» **Exercise**
Tally the lines that contain "name" and report the total alone.

» **Dataset rows**
__________________________________________________

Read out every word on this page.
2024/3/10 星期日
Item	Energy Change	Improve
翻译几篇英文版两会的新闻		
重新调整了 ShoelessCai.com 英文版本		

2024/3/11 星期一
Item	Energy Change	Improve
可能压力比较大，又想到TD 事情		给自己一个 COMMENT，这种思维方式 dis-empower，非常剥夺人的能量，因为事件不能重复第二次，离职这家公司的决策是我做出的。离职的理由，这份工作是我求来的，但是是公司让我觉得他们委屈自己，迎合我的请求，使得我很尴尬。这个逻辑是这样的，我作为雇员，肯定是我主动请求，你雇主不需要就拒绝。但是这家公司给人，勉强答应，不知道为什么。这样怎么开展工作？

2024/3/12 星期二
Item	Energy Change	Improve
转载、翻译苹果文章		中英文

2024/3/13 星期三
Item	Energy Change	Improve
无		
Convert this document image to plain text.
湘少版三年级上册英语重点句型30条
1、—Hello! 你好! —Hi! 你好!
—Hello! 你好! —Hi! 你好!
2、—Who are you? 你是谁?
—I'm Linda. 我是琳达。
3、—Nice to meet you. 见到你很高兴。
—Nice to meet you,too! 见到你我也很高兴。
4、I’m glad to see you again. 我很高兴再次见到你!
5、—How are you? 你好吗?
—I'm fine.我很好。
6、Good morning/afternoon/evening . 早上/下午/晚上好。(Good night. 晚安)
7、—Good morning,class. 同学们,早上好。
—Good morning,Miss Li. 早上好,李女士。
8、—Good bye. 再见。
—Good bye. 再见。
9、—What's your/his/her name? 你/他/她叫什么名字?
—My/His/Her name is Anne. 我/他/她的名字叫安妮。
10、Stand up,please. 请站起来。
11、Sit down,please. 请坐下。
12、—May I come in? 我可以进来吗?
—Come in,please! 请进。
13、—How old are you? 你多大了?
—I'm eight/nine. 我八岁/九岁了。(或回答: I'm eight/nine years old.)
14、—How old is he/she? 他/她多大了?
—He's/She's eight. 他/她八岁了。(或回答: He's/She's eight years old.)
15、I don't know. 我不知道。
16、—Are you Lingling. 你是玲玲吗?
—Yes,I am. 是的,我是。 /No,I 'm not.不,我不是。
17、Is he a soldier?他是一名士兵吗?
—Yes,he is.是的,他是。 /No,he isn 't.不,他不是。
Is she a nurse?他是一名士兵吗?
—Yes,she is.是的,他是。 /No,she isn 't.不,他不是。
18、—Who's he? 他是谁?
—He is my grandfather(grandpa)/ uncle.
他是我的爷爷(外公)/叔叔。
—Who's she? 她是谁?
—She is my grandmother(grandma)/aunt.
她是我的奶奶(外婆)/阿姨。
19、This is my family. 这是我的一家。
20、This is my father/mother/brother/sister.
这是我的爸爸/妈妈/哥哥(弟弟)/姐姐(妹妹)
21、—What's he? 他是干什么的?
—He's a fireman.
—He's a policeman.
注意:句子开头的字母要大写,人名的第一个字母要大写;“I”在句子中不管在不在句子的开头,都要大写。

__________________________________________________

» **Output of the task**
2